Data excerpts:
____
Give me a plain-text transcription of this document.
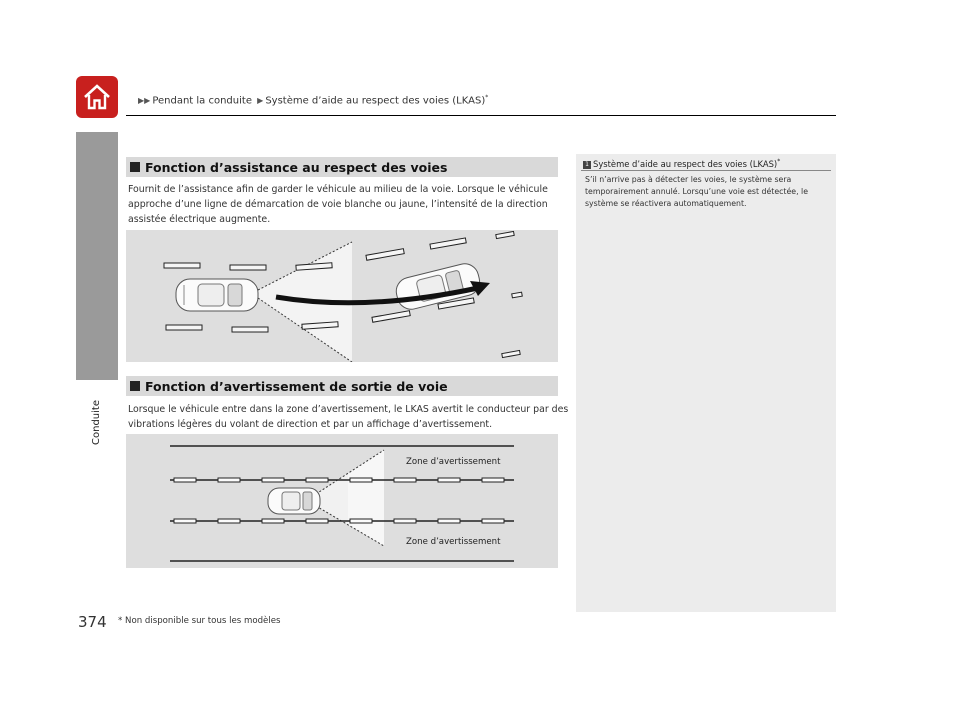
▶▶ Pendant la conduite ▶ Système d’aide au respect des voies (LKAS)*
Conduite
Fonction d’assistance au respect des voies
Fournit de l’assistance afin de garder le véhicule au milieu de la voie. Lorsque le véhicule
approche d’une ligne de démarcation de voie blanche ou jaune, l’intensité de la direction
assistée électrique augmente.
Fonction d’avertissement de sortie de voie
Lorsque le véhicule entre dans la zone d’avertissement, le LKAS avertit le conducteur par des
vibrations légères du volant de direction et par un affichage d’avertissement.
Zone d’avertissement
Zone d’avertissement
1 Système d’aide au respect des voies (LKAS)*
S’il n’arrive pas à détecter les voies, le système sera
temporairement annulé. Lorsqu’une voie est détectée, le
système se réactivera automatiquement.
374 * Non disponible sur tous les modèles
____
Task prompt -> Keep the pictures out of your copy, and repeat every entry above exactly.

Exercise answer ->
Give me a plain-text transcription of this document.
▶▶ Pendant la conduite ▶ Système d’aide au respect des voies (LKAS)*
Conduite
Fonction d’assistance au respect des voies
Fournit de l’assistance afin de garder le véhicule au milieu de la voie. Lorsque le véhicule
approche d’une ligne de démarcation de voie blanche ou jaune, l’intensité de la direction
assistée électrique augmente.
Fonction d’avertissement de sortie de voie
Lorsque le véhicule entre dans la zone d’avertissement, le LKAS avertit le conducteur par des
vibrations légères du volant de direction et par un affichage d’avertissement.
Zone d’avertissement
Zone d’avertissement
1 Système d’aide au respect des voies (LKAS)*
S’il n’arrive pas à détecter les voies, le système sera
temporairement annulé. Lorsqu’une voie est détectée, le
système se réactivera automatiquement.
374 * Non disponible sur tous les modèles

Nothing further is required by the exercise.